(Recorded data)
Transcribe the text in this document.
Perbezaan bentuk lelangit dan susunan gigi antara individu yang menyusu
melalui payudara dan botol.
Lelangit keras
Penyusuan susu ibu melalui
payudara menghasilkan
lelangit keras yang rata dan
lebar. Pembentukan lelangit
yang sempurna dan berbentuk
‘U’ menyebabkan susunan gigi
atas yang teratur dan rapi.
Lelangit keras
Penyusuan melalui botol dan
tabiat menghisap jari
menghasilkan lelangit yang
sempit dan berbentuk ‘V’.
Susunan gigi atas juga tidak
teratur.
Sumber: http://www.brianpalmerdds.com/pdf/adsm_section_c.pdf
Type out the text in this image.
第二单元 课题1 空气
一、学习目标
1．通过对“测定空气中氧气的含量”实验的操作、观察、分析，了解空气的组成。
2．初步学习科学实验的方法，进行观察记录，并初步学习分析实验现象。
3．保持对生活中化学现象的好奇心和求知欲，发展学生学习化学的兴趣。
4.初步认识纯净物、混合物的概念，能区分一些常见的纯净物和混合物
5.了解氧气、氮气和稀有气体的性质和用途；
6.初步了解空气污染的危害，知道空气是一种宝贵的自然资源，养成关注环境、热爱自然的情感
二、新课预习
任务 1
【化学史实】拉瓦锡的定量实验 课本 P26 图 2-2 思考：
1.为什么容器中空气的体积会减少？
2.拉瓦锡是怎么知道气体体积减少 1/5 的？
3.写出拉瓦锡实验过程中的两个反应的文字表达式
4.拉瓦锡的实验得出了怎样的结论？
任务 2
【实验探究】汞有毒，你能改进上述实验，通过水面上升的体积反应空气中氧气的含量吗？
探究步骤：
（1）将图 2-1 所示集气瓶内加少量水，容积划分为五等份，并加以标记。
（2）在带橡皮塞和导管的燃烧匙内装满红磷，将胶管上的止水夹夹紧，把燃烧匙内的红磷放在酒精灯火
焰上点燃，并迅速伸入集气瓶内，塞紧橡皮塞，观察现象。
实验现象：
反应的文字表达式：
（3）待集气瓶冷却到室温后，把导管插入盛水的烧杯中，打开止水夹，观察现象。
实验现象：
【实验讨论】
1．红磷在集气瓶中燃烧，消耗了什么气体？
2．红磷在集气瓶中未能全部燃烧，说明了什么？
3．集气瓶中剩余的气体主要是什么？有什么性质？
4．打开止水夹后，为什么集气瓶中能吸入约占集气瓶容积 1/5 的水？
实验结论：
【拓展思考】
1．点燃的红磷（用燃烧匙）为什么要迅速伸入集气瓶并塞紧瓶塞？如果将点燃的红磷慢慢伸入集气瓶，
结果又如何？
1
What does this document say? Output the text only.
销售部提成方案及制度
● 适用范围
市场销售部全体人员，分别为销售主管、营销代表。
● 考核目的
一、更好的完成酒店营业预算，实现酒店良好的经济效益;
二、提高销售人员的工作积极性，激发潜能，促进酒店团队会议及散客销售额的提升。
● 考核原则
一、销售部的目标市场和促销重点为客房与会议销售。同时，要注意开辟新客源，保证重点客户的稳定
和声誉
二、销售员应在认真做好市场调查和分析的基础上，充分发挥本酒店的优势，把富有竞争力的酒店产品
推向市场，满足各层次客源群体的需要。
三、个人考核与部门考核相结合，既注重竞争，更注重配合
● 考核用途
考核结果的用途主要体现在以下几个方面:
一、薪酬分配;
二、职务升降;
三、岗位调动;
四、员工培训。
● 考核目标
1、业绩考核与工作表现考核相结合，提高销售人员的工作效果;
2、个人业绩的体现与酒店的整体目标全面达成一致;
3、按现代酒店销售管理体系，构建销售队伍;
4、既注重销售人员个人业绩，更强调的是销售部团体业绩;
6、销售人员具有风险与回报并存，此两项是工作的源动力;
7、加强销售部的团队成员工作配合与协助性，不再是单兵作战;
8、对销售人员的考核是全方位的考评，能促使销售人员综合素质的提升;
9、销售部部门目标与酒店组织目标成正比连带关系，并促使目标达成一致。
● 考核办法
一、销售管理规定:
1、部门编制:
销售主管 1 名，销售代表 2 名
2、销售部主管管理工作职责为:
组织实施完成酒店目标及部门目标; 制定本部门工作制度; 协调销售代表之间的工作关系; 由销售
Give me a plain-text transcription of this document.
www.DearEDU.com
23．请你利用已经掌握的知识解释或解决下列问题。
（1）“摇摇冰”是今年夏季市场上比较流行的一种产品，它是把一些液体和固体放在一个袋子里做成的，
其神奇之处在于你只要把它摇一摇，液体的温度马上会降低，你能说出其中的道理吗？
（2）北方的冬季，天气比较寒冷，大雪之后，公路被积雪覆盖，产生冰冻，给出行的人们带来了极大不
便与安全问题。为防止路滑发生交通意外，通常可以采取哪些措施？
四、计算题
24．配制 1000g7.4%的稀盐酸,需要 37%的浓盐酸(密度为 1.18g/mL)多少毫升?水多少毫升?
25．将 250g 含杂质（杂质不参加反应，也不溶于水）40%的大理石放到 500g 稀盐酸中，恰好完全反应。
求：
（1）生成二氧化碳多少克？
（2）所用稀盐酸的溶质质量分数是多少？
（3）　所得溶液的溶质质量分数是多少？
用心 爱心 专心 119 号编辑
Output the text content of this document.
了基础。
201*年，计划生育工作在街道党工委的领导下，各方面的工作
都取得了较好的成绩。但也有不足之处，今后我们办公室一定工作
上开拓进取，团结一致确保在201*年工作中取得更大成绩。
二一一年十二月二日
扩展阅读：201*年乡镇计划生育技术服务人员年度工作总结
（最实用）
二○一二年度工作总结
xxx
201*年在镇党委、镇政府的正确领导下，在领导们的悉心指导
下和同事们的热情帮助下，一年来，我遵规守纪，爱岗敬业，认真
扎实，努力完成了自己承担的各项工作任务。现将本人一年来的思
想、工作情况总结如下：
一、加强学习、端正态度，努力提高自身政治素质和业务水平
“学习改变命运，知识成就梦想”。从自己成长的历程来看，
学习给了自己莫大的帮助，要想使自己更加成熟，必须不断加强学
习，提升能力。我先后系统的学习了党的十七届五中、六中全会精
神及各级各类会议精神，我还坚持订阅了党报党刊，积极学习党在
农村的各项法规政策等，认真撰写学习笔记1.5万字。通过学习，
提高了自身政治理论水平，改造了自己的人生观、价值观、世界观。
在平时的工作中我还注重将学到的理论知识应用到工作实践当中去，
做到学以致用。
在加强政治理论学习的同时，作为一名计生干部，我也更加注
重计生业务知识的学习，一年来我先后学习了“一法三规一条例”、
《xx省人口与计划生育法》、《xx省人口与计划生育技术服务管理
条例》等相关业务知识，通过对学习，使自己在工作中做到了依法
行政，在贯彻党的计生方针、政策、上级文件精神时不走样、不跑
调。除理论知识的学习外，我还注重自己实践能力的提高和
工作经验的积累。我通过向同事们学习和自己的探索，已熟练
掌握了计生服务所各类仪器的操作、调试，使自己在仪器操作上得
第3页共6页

What the task requires: Only lines with the word "观察现象" are wanted, so copy each one from the records.

Solution below:
焰上点燃，并迅速伸入集气瓶内，塞紧橡皮塞，观察现象。
（3）待集气瓶冷却到室温后，把导管插入盛水的烧杯中，打开止水夹，观察现象。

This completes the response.